● **TASK DETAILS**
Show each line that has the string "JSON" in it.
* Begin GIVEN DATA *
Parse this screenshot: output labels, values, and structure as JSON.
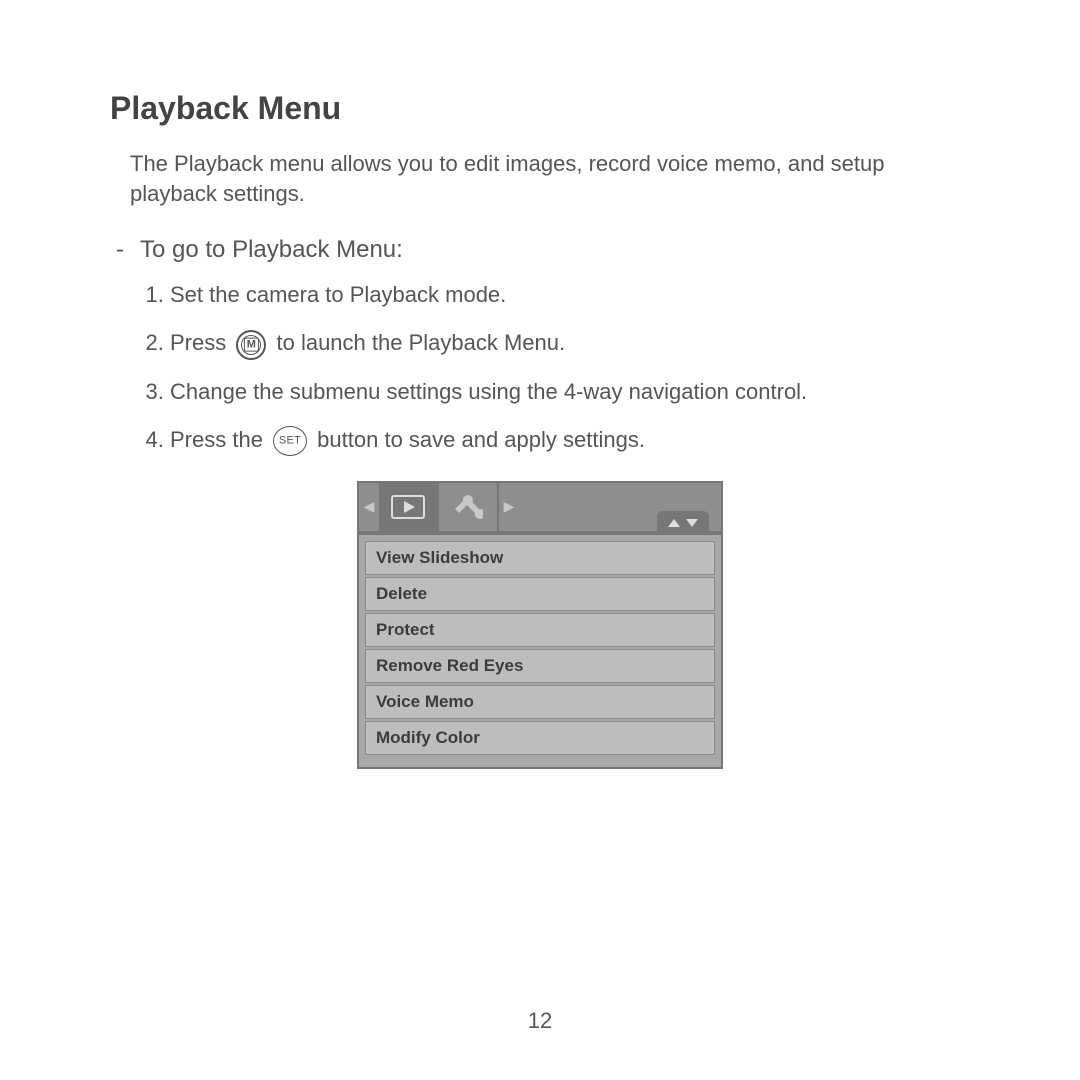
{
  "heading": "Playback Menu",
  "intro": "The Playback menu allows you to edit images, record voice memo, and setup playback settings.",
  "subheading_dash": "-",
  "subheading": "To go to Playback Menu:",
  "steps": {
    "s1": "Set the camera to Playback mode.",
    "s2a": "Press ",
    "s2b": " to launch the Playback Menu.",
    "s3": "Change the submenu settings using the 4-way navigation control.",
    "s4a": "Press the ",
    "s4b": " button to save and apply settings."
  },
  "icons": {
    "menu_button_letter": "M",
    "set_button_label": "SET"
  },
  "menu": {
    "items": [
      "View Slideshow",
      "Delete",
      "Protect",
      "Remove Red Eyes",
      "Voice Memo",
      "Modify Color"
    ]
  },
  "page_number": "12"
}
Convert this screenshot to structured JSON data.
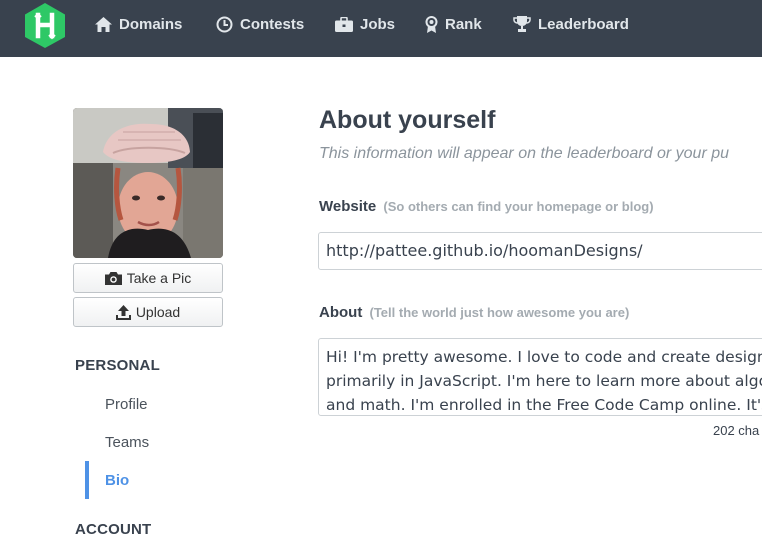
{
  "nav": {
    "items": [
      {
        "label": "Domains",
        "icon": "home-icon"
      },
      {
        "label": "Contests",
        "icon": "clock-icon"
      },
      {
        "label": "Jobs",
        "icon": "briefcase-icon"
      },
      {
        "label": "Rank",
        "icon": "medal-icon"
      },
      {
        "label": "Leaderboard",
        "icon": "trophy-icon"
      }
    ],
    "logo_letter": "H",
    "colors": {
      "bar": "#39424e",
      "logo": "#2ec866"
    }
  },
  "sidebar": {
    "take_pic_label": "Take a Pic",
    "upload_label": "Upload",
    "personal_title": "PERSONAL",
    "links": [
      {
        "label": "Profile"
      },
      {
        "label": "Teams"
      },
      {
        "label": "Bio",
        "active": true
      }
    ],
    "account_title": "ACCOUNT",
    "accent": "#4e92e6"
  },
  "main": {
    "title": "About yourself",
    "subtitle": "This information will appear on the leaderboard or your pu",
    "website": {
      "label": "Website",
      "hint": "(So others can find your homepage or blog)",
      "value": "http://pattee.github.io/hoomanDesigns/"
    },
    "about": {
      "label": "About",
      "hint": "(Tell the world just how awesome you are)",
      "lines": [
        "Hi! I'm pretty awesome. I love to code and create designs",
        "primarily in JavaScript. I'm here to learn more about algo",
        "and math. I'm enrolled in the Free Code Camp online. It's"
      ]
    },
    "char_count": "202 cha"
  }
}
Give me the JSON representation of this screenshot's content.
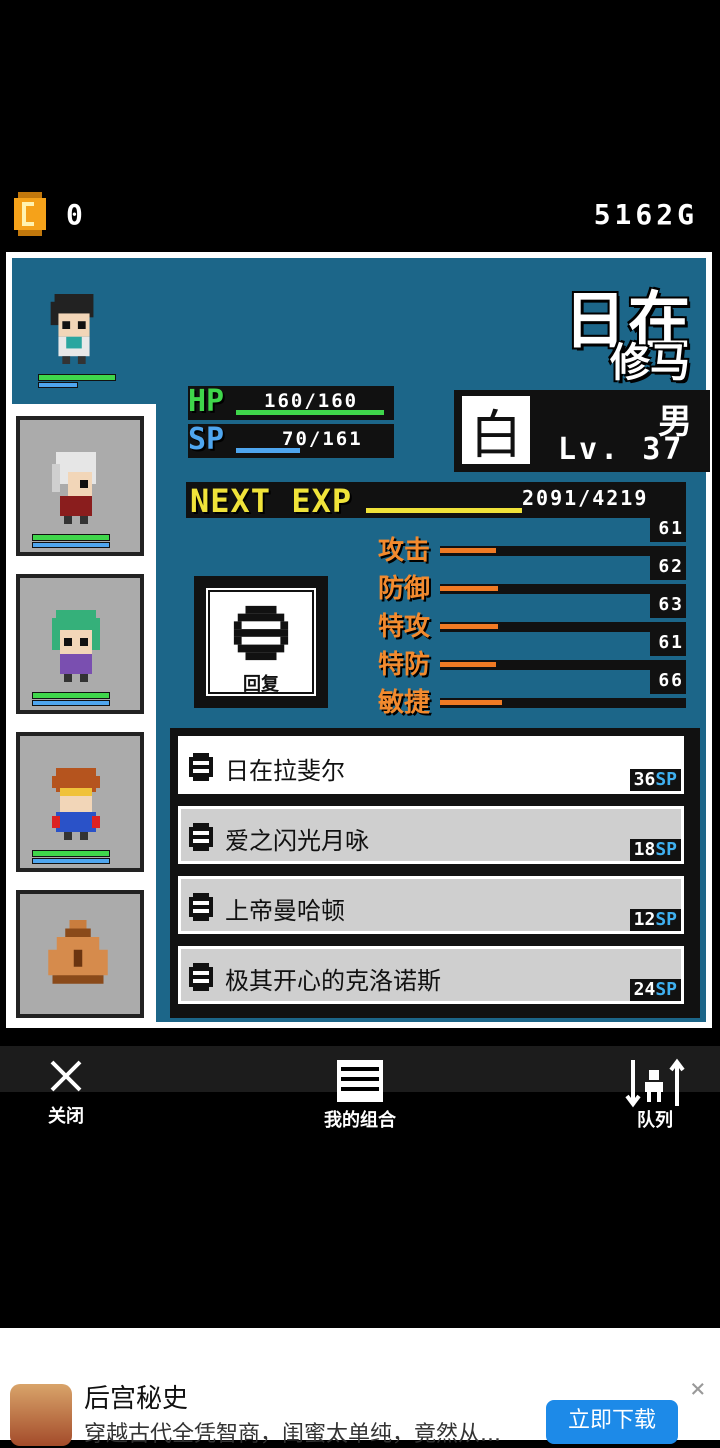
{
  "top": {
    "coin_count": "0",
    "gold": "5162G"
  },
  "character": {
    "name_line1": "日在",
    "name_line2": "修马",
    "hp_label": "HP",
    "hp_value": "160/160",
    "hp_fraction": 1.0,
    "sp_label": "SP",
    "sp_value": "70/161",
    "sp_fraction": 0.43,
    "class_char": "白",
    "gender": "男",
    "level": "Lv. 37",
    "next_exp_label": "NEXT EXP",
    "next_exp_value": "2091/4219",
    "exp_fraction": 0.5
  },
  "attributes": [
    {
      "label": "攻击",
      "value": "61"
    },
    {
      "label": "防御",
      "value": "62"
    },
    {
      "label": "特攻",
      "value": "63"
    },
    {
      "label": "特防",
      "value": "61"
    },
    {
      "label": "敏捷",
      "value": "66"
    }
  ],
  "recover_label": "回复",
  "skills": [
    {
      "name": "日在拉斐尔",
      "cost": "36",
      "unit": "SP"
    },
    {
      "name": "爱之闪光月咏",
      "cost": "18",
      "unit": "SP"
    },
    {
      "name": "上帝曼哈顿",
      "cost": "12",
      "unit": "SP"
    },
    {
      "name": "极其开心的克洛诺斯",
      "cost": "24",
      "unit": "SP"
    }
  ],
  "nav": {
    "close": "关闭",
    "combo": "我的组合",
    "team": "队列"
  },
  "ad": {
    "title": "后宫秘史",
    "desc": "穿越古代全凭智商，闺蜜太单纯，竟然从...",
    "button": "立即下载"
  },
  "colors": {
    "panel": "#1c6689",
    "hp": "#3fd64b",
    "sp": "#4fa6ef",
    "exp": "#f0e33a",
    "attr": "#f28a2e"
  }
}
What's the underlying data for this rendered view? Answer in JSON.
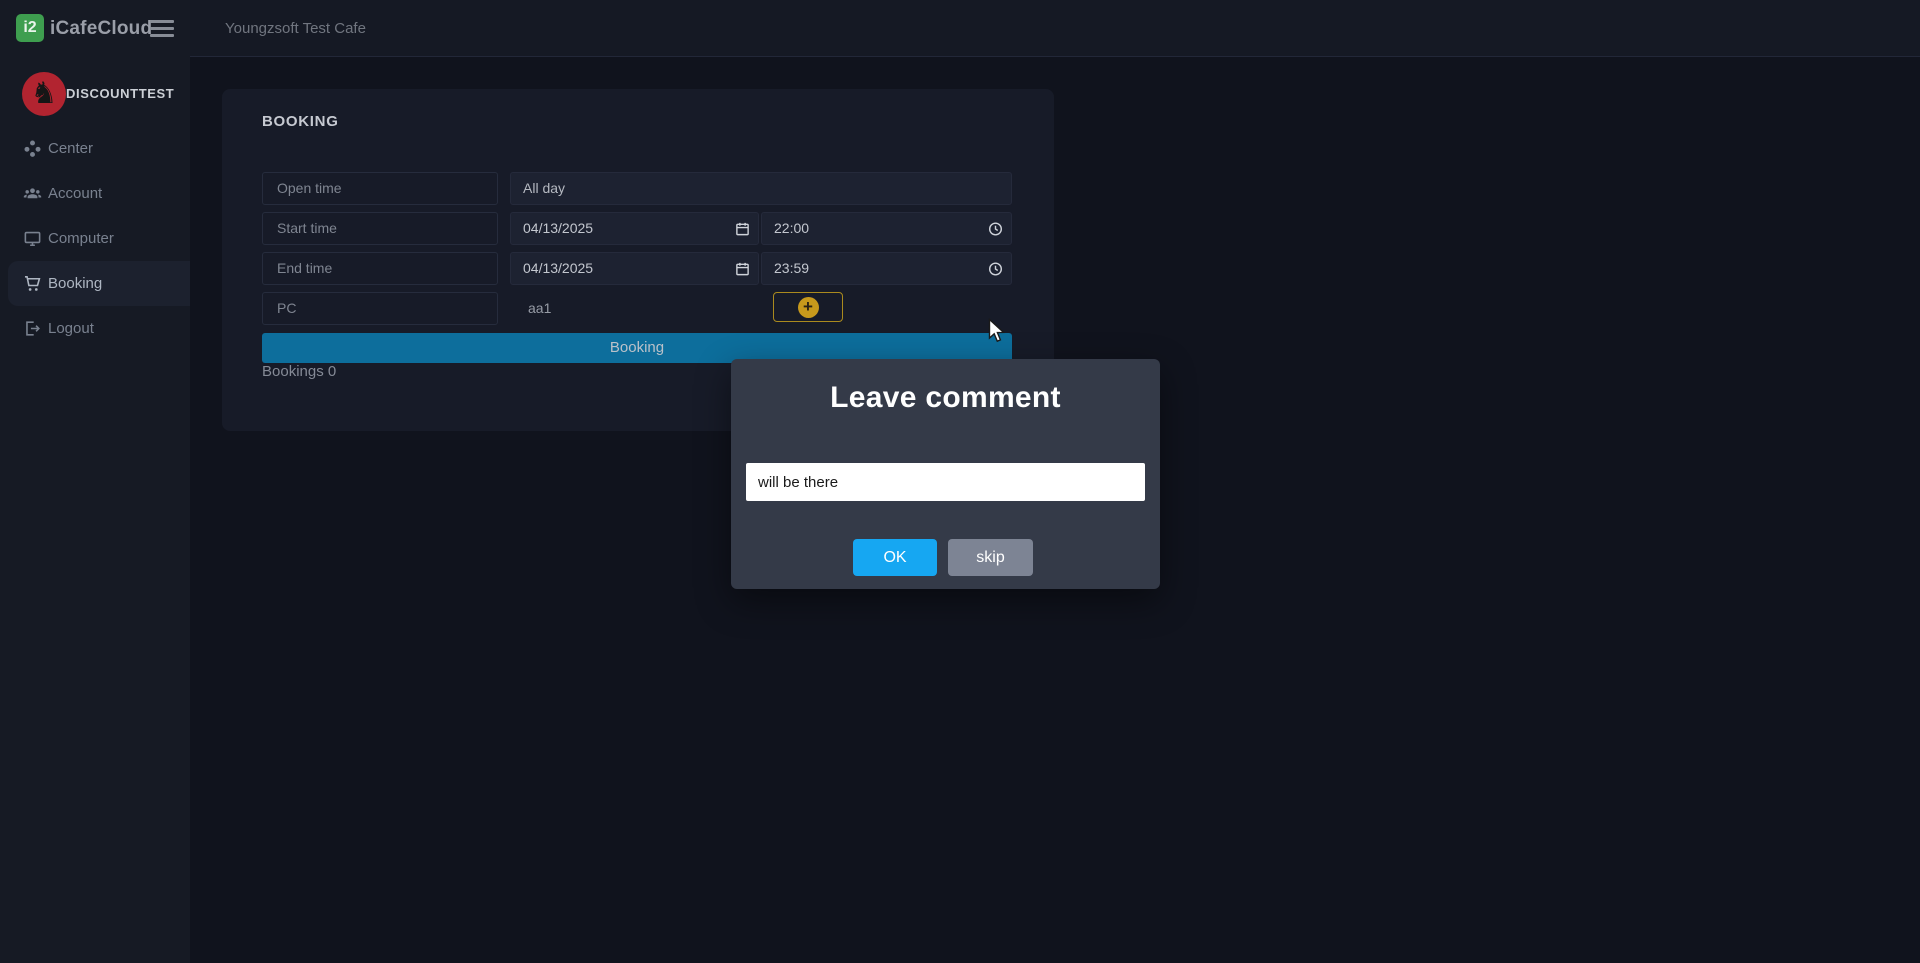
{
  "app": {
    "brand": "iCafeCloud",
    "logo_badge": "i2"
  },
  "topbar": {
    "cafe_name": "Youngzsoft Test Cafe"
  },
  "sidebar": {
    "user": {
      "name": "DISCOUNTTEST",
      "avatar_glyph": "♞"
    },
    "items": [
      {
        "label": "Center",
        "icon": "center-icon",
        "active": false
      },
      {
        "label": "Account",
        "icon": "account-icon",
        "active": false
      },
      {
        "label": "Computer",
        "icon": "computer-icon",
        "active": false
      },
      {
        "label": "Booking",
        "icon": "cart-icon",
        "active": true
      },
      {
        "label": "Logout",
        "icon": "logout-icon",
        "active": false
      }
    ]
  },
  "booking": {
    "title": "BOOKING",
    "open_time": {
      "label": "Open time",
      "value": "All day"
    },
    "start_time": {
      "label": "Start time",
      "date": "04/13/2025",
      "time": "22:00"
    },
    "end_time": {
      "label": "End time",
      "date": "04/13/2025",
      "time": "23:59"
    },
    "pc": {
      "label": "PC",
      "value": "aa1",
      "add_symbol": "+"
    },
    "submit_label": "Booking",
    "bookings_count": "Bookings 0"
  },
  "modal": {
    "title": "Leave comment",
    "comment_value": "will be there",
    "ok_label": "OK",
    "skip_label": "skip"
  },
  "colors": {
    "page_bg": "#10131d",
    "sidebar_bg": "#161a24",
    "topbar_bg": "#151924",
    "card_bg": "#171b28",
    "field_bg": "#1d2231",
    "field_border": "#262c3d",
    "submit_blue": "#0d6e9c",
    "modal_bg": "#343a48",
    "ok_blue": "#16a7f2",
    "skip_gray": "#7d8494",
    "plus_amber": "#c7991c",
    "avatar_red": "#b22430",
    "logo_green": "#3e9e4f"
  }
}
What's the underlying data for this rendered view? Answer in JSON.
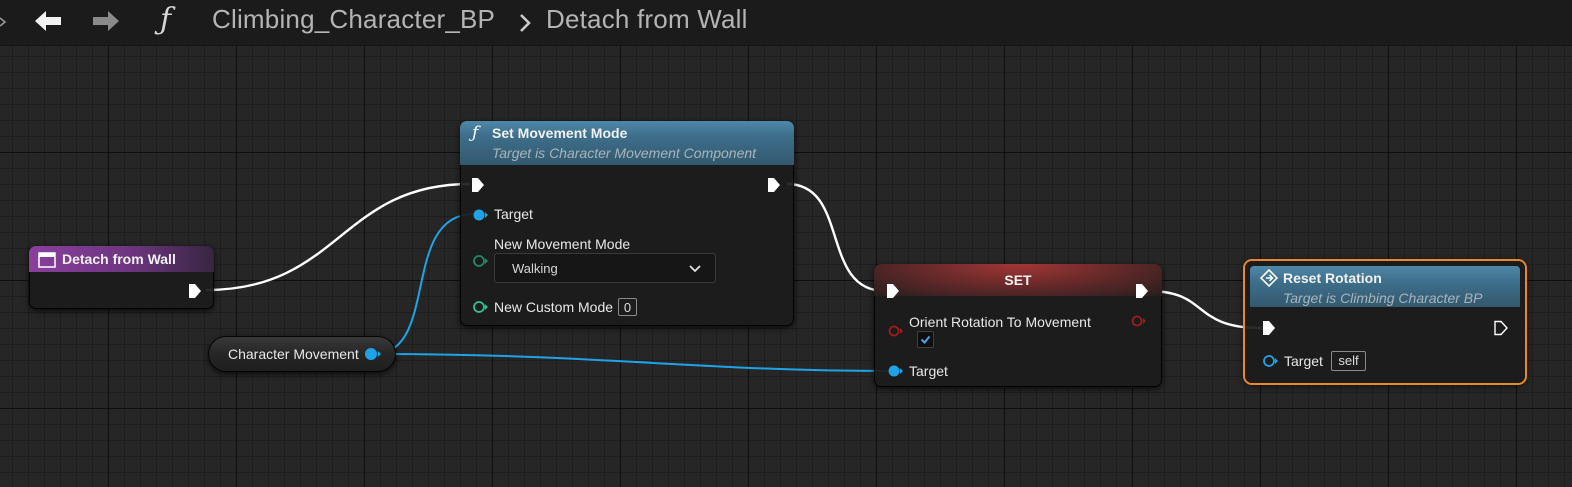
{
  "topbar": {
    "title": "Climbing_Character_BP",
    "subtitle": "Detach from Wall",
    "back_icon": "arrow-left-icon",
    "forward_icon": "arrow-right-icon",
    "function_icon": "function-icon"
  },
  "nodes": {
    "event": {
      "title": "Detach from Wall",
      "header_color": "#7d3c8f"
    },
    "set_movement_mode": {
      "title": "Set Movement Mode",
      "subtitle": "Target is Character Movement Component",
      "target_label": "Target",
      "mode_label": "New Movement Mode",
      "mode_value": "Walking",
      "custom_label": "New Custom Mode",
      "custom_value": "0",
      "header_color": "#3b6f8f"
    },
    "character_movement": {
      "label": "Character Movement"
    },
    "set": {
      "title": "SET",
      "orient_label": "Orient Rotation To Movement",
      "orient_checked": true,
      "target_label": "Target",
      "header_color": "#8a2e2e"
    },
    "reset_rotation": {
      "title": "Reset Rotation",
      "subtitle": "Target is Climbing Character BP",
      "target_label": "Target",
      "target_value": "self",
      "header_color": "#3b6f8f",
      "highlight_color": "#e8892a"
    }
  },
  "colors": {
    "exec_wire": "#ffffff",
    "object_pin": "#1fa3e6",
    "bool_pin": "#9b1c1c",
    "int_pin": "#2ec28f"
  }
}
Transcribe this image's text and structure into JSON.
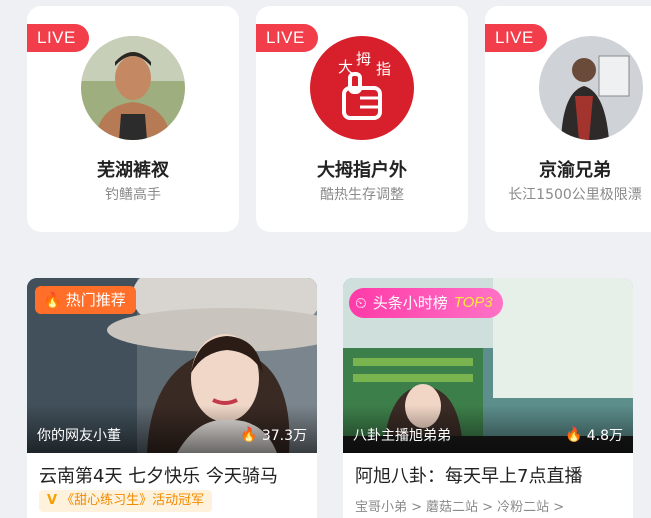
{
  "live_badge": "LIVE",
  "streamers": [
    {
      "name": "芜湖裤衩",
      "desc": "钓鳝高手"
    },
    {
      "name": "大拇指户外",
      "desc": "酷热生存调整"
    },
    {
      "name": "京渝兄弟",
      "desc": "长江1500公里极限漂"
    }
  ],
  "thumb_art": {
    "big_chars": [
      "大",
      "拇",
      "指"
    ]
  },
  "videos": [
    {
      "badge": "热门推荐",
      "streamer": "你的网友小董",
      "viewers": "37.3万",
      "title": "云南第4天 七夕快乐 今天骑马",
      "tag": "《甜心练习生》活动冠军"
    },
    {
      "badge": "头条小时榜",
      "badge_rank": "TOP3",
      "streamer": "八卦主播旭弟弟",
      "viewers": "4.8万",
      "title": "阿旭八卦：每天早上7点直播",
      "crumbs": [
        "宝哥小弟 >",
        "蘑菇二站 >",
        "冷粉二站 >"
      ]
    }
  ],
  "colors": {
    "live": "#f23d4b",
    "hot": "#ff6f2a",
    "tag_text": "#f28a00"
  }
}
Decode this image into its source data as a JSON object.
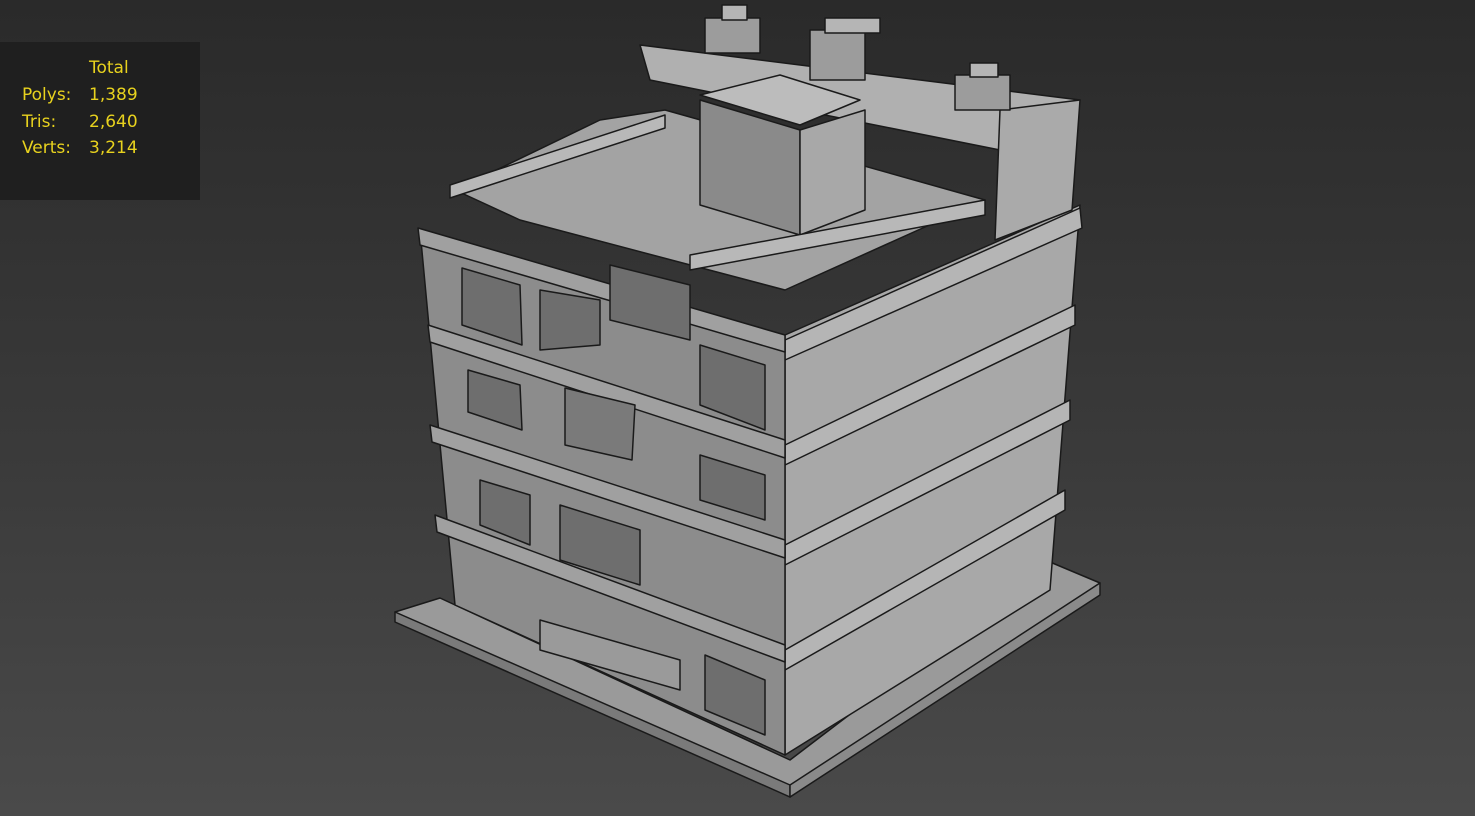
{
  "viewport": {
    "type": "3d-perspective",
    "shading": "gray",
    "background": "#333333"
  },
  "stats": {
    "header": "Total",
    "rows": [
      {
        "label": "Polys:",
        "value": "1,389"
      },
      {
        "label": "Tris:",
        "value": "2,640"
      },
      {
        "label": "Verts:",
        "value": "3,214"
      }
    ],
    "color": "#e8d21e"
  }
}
* End GIVEN DATA *
● **TASK SOLUTION**
Parse this screenshot: output labels, values, and structure as JSON.
Convert this screenshot to structured JSON data.
Give me the JSON representation of this screenshot's content.
What's the underlying data for this rendered view? Answer in JSON.
What's the underlying data for this rendered view? Answer in JSON.
Transcribe this image's text and structure into JSON.
Decode this image into its source data as a JSON object.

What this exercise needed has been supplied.